= Task statement =
Lines that contain the string "specialty" are to be copied; leave out all others.
***
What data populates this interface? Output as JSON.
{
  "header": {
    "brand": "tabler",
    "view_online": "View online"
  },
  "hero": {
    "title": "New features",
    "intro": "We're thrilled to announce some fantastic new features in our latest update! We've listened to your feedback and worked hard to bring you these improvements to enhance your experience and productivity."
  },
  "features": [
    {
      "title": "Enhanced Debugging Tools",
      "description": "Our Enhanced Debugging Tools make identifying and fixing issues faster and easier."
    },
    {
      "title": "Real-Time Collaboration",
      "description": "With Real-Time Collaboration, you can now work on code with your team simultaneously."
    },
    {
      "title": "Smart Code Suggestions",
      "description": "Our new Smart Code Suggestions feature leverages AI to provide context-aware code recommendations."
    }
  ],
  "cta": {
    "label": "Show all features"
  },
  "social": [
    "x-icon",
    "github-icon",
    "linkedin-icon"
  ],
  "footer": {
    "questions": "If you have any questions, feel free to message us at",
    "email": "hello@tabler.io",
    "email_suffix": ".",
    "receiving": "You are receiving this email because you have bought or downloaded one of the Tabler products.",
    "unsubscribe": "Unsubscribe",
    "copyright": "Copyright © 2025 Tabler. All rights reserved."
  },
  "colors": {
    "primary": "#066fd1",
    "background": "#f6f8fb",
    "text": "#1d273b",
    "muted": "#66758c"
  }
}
***
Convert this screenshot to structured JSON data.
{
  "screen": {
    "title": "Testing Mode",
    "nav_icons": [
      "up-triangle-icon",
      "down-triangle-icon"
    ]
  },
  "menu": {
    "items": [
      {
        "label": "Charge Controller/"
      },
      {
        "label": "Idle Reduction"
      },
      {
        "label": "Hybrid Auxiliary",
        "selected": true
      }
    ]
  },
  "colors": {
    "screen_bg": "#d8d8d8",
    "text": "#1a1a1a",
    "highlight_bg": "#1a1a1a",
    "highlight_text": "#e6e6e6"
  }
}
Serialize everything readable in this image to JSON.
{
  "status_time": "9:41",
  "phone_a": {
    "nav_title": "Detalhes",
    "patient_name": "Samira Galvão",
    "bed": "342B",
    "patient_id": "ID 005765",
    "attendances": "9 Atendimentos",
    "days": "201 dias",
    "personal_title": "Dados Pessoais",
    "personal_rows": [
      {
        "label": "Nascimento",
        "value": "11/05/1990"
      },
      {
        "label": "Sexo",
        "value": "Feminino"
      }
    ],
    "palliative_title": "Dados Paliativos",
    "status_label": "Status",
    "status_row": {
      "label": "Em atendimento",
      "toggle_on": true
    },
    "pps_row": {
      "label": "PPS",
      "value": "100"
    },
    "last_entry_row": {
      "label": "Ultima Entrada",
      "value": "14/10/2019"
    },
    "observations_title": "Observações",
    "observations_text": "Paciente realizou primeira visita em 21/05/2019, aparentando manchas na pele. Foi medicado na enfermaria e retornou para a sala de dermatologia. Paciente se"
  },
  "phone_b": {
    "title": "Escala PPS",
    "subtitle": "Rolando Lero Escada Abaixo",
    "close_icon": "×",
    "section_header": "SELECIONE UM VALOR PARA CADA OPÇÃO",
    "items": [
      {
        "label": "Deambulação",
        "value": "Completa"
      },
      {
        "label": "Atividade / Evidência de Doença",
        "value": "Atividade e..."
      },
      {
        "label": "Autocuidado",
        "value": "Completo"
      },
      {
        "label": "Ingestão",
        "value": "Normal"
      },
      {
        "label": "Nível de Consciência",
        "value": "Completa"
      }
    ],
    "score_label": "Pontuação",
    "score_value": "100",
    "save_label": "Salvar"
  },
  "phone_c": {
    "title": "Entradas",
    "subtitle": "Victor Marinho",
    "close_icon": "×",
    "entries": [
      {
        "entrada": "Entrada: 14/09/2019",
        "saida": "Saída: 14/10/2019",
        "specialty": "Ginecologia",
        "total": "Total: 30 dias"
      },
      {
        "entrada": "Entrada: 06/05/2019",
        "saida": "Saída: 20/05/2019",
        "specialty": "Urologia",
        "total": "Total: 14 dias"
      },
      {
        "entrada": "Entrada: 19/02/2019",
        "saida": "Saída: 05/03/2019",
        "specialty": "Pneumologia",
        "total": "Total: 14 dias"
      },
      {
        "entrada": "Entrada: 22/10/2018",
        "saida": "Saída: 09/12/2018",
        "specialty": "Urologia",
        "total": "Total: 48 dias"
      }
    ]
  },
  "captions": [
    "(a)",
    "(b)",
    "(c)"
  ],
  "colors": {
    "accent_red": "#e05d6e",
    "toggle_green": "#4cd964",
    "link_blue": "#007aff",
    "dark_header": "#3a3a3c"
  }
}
***
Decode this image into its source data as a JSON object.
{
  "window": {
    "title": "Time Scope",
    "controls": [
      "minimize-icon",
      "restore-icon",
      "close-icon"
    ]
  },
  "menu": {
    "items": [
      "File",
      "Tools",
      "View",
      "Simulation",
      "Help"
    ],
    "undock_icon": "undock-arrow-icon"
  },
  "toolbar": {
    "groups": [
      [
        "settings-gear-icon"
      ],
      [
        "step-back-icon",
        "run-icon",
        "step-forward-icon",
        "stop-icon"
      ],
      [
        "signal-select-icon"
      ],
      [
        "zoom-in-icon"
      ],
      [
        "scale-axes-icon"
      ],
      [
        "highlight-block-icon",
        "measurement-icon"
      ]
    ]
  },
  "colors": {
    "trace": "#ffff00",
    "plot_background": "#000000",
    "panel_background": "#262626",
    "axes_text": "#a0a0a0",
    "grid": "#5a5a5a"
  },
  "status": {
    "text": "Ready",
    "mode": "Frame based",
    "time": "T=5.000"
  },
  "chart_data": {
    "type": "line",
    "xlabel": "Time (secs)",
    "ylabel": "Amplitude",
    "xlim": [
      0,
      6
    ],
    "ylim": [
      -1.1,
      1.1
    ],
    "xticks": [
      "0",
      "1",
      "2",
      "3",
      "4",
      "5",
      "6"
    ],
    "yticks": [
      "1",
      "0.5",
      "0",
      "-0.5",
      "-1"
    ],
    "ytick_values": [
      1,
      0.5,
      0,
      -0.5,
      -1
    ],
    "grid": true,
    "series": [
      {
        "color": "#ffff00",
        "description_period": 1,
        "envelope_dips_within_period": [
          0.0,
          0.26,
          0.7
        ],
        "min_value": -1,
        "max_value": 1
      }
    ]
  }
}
***
= Task answer =
        "specialty": "Ginecologia",
        "specialty": "Urologia",
        "specialty": "Pneumologia",
        "specialty": "Urologia",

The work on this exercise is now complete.